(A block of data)

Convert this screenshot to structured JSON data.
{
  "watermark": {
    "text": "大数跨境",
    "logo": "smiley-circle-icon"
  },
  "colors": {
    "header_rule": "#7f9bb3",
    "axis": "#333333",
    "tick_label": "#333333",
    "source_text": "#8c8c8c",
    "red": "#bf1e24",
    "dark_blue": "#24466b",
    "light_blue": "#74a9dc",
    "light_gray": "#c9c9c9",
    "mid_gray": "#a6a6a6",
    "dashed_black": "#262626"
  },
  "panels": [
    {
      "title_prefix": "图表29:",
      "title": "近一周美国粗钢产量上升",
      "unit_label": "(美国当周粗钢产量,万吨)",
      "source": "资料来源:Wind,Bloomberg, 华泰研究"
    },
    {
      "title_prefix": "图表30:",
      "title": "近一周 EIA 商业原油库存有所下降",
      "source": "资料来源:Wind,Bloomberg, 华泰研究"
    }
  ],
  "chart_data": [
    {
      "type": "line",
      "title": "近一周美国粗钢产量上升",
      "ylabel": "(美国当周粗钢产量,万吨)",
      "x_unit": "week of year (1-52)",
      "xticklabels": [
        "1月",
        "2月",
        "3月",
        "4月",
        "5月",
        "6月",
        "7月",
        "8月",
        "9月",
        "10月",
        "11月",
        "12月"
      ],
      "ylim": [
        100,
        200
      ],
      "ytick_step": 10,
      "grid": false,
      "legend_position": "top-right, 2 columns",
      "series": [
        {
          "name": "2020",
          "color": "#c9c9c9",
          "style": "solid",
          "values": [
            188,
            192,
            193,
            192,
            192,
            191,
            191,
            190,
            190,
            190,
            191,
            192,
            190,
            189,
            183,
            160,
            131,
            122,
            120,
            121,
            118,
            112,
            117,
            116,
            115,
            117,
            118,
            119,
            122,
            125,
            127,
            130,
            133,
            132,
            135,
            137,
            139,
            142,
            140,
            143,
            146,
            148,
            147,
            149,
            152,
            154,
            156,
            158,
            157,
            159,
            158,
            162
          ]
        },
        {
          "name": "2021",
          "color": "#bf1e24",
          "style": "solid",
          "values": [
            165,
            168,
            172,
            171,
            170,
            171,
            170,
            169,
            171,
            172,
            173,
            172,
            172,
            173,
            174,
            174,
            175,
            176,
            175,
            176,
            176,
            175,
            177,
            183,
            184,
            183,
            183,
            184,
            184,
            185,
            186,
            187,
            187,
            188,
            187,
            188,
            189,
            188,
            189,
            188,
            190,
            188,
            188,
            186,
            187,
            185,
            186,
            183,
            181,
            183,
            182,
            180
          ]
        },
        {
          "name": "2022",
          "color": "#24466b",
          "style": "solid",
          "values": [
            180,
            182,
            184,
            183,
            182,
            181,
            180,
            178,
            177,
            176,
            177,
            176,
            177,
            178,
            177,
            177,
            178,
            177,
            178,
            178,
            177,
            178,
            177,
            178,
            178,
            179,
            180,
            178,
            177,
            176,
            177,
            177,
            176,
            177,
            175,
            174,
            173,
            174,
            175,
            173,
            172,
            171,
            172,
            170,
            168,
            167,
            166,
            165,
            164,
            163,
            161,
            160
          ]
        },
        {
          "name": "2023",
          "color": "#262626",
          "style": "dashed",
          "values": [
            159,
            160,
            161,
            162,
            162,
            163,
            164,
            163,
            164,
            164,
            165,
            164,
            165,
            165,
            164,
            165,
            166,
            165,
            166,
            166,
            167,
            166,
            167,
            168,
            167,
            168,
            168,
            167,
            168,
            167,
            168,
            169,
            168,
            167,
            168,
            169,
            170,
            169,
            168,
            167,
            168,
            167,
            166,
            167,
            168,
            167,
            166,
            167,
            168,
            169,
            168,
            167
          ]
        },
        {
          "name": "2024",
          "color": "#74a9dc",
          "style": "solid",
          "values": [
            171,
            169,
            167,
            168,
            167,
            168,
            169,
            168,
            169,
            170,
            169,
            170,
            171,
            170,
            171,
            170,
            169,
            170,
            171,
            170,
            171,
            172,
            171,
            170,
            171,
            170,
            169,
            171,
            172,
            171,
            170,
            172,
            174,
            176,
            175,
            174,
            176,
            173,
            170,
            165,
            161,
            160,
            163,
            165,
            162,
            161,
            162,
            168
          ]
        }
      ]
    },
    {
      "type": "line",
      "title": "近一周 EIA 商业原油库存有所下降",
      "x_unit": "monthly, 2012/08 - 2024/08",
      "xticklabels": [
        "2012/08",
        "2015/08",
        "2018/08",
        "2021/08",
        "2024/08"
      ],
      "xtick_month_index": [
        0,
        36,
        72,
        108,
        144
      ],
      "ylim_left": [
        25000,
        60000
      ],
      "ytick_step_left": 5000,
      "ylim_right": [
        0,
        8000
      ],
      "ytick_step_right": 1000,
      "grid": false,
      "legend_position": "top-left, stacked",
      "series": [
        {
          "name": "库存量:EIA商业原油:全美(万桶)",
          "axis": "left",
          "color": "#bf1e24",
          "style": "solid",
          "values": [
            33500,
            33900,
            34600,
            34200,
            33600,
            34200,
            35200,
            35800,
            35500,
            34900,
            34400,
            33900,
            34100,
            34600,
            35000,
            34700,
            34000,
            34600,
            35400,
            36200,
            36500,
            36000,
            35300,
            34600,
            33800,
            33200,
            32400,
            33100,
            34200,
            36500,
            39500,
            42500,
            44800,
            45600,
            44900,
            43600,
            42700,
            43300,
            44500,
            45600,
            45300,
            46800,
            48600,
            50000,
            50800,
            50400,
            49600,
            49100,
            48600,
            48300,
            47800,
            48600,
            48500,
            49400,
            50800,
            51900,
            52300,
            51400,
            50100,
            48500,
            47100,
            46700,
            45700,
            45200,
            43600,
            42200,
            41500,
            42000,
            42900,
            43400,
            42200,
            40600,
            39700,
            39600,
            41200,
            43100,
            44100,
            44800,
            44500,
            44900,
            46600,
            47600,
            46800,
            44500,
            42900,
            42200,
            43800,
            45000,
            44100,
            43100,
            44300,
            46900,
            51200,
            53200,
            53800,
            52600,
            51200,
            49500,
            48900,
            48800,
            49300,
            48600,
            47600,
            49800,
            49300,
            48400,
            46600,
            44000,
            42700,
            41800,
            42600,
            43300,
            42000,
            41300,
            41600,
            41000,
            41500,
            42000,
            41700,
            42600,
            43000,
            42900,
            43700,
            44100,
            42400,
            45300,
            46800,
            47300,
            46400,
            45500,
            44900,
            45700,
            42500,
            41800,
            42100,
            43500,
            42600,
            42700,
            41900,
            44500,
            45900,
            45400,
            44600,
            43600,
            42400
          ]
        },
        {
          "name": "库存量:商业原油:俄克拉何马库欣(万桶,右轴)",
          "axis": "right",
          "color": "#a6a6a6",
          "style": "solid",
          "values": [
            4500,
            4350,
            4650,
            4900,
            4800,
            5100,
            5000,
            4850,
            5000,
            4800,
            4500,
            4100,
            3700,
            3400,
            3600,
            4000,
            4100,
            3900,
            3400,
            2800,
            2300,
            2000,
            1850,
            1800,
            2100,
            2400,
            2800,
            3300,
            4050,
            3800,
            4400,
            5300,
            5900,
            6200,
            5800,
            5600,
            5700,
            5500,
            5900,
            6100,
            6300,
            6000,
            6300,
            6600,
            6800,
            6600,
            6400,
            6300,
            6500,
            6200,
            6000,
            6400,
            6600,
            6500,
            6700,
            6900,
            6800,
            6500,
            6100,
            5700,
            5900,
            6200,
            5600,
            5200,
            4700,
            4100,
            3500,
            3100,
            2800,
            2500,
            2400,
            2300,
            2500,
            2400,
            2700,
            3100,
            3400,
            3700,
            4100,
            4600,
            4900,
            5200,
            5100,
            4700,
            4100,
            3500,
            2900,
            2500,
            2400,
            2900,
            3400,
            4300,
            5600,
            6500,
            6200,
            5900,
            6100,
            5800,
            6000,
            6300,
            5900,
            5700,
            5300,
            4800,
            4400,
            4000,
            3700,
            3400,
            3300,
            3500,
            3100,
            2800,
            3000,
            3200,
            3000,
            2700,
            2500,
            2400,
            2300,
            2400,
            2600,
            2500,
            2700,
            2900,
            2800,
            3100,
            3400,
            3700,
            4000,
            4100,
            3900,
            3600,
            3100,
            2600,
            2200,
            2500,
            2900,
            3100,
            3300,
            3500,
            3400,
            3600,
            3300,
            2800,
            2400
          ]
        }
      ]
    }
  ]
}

◆ WHAT IS NEEDED
Some lines of the data may hold the word "name". Say how many do, with nothing else.

◆ COMPLETED TASK
7